To do
From the listing below, pull out every line where the string "осуществлению" appears.

Collected data:
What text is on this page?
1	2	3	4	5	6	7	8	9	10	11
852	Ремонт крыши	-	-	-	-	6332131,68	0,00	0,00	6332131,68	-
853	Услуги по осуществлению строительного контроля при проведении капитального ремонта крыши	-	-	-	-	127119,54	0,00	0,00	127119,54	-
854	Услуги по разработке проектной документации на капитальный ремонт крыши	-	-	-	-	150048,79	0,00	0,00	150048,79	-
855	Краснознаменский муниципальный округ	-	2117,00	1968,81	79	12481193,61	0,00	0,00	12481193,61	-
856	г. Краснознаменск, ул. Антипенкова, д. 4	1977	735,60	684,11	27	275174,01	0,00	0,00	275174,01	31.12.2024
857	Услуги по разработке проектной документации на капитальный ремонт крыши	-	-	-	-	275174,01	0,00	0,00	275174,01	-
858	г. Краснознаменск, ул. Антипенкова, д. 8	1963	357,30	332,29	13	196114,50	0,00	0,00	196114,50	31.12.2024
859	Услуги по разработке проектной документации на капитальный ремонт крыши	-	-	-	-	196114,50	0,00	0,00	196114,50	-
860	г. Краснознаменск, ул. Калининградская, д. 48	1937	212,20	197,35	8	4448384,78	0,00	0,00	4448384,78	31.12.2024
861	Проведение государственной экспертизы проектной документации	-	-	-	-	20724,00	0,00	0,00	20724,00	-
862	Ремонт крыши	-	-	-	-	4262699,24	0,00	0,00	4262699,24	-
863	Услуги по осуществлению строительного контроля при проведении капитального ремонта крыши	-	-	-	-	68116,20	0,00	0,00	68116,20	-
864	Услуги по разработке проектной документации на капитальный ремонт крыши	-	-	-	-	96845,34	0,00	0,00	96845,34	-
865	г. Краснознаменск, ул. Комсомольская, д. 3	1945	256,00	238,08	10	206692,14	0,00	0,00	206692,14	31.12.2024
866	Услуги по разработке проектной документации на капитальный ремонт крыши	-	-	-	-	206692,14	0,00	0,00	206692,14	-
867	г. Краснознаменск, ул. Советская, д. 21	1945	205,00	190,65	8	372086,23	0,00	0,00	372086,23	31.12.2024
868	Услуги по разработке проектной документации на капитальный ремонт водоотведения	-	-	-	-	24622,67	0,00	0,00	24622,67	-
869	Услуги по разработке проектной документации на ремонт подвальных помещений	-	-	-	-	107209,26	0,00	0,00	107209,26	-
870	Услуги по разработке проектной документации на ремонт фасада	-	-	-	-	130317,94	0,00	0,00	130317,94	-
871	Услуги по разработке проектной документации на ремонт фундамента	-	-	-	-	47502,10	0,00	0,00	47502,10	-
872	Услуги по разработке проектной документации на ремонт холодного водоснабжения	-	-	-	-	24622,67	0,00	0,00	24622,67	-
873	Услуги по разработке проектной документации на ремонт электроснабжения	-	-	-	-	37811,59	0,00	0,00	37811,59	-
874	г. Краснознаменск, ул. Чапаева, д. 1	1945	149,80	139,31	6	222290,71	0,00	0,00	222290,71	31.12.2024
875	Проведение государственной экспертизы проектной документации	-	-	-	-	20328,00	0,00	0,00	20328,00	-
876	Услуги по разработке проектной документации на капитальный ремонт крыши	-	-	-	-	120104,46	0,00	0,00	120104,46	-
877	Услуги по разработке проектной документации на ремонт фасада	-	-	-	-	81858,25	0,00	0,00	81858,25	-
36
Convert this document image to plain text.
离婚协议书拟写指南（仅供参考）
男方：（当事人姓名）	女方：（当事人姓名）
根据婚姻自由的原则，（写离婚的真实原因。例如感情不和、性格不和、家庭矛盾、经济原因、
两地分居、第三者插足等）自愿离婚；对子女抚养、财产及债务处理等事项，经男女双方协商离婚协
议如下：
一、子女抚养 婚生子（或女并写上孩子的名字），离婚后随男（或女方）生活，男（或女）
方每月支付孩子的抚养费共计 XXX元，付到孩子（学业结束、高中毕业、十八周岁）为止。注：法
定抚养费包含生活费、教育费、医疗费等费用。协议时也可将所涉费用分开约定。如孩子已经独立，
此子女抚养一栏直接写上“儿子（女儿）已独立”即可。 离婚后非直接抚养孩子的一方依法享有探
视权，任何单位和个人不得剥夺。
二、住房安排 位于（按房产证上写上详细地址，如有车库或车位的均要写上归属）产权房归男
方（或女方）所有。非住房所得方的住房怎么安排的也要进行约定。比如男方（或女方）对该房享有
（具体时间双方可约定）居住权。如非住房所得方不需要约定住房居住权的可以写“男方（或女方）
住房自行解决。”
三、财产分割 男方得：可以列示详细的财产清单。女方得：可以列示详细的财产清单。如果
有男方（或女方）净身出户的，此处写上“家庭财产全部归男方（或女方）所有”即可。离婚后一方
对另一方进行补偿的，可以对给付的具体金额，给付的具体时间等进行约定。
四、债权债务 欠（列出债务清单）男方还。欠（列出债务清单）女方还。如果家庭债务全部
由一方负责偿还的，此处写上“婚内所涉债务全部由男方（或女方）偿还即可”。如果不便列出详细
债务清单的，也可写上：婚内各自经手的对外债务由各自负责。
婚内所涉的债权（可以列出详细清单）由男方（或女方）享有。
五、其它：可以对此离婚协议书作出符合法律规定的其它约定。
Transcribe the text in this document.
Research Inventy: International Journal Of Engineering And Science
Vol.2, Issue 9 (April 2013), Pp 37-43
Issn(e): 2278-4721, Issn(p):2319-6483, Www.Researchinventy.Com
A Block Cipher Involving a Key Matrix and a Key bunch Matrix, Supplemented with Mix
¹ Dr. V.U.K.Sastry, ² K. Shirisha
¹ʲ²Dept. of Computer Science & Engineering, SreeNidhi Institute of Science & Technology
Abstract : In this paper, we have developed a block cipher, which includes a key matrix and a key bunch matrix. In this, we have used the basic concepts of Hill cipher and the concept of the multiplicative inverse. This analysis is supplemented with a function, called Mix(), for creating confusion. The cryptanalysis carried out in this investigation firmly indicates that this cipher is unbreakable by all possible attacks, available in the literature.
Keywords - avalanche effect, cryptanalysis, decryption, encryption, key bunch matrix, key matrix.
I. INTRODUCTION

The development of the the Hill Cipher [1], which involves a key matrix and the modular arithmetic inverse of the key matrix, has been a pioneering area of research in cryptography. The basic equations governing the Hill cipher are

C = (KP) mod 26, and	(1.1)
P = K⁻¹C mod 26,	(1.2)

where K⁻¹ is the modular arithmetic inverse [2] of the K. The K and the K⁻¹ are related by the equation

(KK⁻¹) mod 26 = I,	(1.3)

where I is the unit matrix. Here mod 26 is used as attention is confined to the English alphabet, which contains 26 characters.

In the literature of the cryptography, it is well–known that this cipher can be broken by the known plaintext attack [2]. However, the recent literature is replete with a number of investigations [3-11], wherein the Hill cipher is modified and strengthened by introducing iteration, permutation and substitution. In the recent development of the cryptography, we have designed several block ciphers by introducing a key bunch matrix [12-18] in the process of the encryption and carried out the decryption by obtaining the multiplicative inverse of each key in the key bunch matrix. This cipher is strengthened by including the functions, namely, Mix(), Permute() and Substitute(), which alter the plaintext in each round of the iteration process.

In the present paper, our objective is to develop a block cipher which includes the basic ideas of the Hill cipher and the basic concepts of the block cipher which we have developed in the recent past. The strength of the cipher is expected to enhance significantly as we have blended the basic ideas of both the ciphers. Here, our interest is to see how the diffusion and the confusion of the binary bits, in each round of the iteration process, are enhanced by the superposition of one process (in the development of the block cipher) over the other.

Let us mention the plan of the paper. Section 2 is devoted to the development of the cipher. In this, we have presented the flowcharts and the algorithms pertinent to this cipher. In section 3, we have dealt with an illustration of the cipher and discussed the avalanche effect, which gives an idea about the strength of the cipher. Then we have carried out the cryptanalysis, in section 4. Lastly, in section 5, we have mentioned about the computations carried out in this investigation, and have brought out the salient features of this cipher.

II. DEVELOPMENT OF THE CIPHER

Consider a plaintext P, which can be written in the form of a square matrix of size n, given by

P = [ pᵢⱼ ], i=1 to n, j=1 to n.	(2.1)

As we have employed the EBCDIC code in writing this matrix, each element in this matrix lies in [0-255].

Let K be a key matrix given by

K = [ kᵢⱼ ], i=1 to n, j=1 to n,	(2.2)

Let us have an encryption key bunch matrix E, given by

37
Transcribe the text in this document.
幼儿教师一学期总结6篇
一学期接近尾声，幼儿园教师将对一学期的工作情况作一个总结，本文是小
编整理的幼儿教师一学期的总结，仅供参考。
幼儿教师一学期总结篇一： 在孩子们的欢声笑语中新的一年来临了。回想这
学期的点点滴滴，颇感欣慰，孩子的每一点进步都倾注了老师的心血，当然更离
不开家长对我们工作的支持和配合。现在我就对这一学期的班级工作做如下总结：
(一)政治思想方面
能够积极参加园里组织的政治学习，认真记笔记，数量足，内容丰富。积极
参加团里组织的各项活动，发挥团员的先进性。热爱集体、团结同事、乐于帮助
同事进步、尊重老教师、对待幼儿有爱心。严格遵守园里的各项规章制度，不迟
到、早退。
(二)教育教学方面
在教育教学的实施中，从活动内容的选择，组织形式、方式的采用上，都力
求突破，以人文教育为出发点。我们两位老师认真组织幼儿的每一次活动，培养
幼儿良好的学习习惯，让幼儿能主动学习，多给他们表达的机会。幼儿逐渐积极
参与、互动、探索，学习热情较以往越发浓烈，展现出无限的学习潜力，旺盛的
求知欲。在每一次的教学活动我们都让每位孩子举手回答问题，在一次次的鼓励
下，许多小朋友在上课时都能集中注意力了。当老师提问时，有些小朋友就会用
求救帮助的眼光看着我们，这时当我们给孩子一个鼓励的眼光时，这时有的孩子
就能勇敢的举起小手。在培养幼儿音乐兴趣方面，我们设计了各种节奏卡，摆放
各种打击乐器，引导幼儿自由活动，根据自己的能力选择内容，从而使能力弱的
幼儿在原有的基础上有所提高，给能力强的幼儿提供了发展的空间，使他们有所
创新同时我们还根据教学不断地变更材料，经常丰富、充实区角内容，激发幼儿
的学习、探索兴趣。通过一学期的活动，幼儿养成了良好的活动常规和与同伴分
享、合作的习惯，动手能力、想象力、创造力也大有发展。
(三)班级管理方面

Written answer
853	Услуги по осуществлению строительного контроля при проведении капитального ремонта крыши	-	-	-	-	127119,54	0,00	0,00	127119,54	-
863	Услуги по осуществлению строительного контроля при проведении капитального ремонта крыши	-	-	-	-	68116,20	0,00	0,00	68116,20	-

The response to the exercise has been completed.